— START Data supplied —

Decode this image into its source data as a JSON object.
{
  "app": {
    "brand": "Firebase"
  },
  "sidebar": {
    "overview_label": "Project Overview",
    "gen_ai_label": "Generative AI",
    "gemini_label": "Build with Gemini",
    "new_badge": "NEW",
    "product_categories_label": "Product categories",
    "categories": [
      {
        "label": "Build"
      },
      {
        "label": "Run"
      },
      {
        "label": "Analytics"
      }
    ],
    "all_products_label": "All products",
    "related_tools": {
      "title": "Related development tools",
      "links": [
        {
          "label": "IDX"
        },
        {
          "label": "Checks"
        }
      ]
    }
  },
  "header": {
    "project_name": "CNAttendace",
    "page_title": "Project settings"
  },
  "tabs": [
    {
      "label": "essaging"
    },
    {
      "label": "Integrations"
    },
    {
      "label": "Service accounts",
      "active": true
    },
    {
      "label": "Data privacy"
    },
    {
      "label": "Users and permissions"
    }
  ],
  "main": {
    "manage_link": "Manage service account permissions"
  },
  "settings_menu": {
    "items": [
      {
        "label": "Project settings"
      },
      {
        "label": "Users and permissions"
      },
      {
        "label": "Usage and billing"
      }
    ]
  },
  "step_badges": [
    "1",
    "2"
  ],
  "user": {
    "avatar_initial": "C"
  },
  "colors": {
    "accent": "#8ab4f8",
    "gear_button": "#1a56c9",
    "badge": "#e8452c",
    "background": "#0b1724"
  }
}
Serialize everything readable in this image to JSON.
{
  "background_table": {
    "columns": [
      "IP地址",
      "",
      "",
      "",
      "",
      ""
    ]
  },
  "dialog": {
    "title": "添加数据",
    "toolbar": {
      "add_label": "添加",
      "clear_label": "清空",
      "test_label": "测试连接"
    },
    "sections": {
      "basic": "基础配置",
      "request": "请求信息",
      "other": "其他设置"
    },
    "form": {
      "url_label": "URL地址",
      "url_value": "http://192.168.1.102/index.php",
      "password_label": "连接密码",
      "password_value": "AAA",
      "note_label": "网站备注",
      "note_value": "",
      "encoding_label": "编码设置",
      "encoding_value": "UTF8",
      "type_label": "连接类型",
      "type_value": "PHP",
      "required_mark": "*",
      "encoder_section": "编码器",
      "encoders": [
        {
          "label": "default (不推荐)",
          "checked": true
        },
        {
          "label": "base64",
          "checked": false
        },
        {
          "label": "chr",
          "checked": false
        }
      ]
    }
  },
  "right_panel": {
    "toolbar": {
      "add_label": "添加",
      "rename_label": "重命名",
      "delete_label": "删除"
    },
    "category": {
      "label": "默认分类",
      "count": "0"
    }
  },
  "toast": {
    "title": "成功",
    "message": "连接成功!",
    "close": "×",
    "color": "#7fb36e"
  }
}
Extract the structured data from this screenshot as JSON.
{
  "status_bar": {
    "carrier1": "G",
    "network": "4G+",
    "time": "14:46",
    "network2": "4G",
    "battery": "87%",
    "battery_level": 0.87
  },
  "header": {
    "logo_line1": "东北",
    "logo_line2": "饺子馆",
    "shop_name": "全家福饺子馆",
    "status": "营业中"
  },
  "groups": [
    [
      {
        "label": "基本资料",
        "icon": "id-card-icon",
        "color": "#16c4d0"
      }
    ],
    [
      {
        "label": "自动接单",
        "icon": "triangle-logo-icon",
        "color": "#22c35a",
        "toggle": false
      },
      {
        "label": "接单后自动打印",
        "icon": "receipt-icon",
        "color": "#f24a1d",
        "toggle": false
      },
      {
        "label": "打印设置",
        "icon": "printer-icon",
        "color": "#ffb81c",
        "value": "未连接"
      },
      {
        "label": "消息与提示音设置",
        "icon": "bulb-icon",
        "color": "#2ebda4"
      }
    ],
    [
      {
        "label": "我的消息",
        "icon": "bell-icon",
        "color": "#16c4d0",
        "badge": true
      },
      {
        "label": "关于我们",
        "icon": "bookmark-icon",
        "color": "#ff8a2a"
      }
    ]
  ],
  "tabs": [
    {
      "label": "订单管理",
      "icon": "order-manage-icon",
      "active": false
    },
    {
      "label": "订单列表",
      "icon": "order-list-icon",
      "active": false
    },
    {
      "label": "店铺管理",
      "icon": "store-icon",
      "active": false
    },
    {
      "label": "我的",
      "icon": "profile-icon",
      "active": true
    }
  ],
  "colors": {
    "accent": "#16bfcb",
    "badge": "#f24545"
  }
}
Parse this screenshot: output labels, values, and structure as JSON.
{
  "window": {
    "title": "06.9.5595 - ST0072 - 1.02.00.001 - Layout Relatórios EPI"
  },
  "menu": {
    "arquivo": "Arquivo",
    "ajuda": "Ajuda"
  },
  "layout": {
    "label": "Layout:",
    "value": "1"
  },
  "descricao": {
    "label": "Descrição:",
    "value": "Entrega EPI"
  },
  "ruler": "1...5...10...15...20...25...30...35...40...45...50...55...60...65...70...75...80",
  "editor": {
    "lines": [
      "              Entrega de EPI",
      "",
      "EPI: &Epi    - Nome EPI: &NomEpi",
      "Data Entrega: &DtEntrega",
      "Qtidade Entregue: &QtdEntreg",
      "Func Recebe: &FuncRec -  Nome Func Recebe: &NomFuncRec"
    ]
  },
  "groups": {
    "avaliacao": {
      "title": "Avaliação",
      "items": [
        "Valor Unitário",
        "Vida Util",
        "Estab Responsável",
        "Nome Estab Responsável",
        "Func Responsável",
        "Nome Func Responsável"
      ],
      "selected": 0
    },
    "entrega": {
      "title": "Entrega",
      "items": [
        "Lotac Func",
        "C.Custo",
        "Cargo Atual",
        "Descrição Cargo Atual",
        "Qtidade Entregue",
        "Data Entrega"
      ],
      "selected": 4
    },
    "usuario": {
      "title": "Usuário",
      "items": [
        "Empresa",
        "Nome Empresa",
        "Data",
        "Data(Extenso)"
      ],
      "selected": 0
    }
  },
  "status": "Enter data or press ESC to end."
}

— END Data supplied —

Prompt:
Your task is to repeat the data exactly; please include every line.

Solution to the problem:
Decode this image into its source data as a JSON object.
{
  "app": {
    "brand": "Firebase"
  },
  "sidebar": {
    "overview_label": "Project Overview",
    "gen_ai_label": "Generative AI",
    "gemini_label": "Build with Gemini",
    "new_badge": "NEW",
    "product_categories_label": "Product categories",
    "categories": [
      {
        "label": "Build"
      },
      {
        "label": "Run"
      },
      {
        "label": "Analytics"
      }
    ],
    "all_products_label": "All products",
    "related_tools": {
      "title": "Related development tools",
      "links": [
        {
          "label": "IDX"
        },
        {
          "label": "Checks"
        }
      ]
    }
  },
  "header": {
    "project_name": "CNAttendace",
    "page_title": "Project settings"
  },
  "tabs": [
    {
      "label": "essaging"
    },
    {
      "label": "Integrations"
    },
    {
      "label": "Service accounts",
      "active": true
    },
    {
      "label": "Data privacy"
    },
    {
      "label": "Users and permissions"
    }
  ],
  "main": {
    "manage_link": "Manage service account permissions"
  },
  "settings_menu": {
    "items": [
      {
        "label": "Project settings"
      },
      {
        "label": "Users and permissions"
      },
      {
        "label": "Usage and billing"
      }
    ]
  },
  "step_badges": [
    "1",
    "2"
  ],
  "user": {
    "avatar_initial": "C"
  },
  "colors": {
    "accent": "#8ab4f8",
    "gear_button": "#1a56c9",
    "badge": "#e8452c",
    "background": "#0b1724"
  }
}
Serialize everything readable in this image to JSON.
{
  "background_table": {
    "columns": [
      "IP地址",
      "",
      "",
      "",
      "",
      ""
    ]
  },
  "dialog": {
    "title": "添加数据",
    "toolbar": {
      "add_label": "添加",
      "clear_label": "清空",
      "test_label": "测试连接"
    },
    "sections": {
      "basic": "基础配置",
      "request": "请求信息",
      "other": "其他设置"
    },
    "form": {
      "url_label": "URL地址",
      "url_value": "http://192.168.1.102/index.php",
      "password_label": "连接密码",
      "password_value": "AAA",
      "note_label": "网站备注",
      "note_value": "",
      "encoding_label": "编码设置",
      "encoding_value": "UTF8",
      "type_label": "连接类型",
      "type_value": "PHP",
      "required_mark": "*",
      "encoder_section": "编码器",
      "encoders": [
        {
          "label": "default (不推荐)",
          "checked": true
        },
        {
          "label": "base64",
          "checked": false
        },
        {
          "label": "chr",
          "checked": false
        }
      ]
    }
  },
  "right_panel": {
    "toolbar": {
      "add_label": "添加",
      "rename_label": "重命名",
      "delete_label": "删除"
    },
    "category": {
      "label": "默认分类",
      "count": "0"
    }
  },
  "toast": {
    "title": "成功",
    "message": "连接成功!",
    "close": "×",
    "color": "#7fb36e"
  }
}
Extract the structured data from this screenshot as JSON.
{
  "status_bar": {
    "carrier1": "G",
    "network": "4G+",
    "time": "14:46",
    "network2": "4G",
    "battery": "87%",
    "battery_level": 0.87
  },
  "header": {
    "logo_line1": "东北",
    "logo_line2": "饺子馆",
    "shop_name": "全家福饺子馆",
    "status": "营业中"
  },
  "groups": [
    [
      {
        "label": "基本资料",
        "icon": "id-card-icon",
        "color": "#16c4d0"
      }
    ],
    [
      {
        "label": "自动接单",
        "icon": "triangle-logo-icon",
        "color": "#22c35a",
        "toggle": false
      },
      {
        "label": "接单后自动打印",
        "icon": "receipt-icon",
        "color": "#f24a1d",
        "toggle": false
      },
      {
        "label": "打印设置",
        "icon": "printer-icon",
        "color": "#ffb81c",
        "value": "未连接"
      },
      {
        "label": "消息与提示音设置",
        "icon": "bulb-icon",
        "color": "#2ebda4"
      }
    ],
    [
      {
        "label": "我的消息",
        "icon": "bell-icon",
        "color": "#16c4d0",
        "badge": true
      },
      {
        "label": "关于我们",
        "icon": "bookmark-icon",
        "color": "#ff8a2a"
      }
    ]
  ],
  "tabs": [
    {
      "label": "订单管理",
      "icon": "order-manage-icon",
      "active": false
    },
    {
      "label": "订单列表",
      "icon": "order-list-icon",
      "active": false
    },
    {
      "label": "店铺管理",
      "icon": "store-icon",
      "active": false
    },
    {
      "label": "我的",
      "icon": "profile-icon",
      "active": true
    }
  ],
  "colors": {
    "accent": "#16bfcb",
    "badge": "#f24545"
  }
}
Parse this screenshot: output labels, values, and structure as JSON.
{
  "window": {
    "title": "06.9.5595 - ST0072 - 1.02.00.001 - Layout Relatórios EPI"
  },
  "menu": {
    "arquivo": "Arquivo",
    "ajuda": "Ajuda"
  },
  "layout": {
    "label": "Layout:",
    "value": "1"
  },
  "descricao": {
    "label": "Descrição:",
    "value": "Entrega EPI"
  },
  "ruler": "1...5...10...15...20...25...30...35...40...45...50...55...60...65...70...75...80",
  "editor": {
    "lines": [
      "              Entrega de EPI",
      "",
      "EPI: &Epi    - Nome EPI: &NomEpi",
      "Data Entrega: &DtEntrega",
      "Qtidade Entregue: &QtdEntreg",
      "Func Recebe: &FuncRec -  Nome Func Recebe: &NomFuncRec"
    ]
  },
  "groups": {
    "avaliacao": {
      "title": "Avaliação",
      "items": [
        "Valor Unitário",
        "Vida Util",
        "Estab Responsável",
        "Nome Estab Responsável",
        "Func Responsável",
        "Nome Func Responsável"
      ],
      "selected": 0
    },
    "entrega": {
      "title": "Entrega",
      "items": [
        "Lotac Func",
        "C.Custo",
        "Cargo Atual",
        "Descrição Cargo Atual",
        "Qtidade Entregue",
        "Data Entrega"
      ],
      "selected": 4
    },
    "usuario": {
      "title": "Usuário",
      "items": [
        "Empresa",
        "Nome Empresa",
        "Data",
        "Data(Extenso)"
      ],
      "selected": 0
    }
  },
  "status": "Enter data or press ESC to end."
}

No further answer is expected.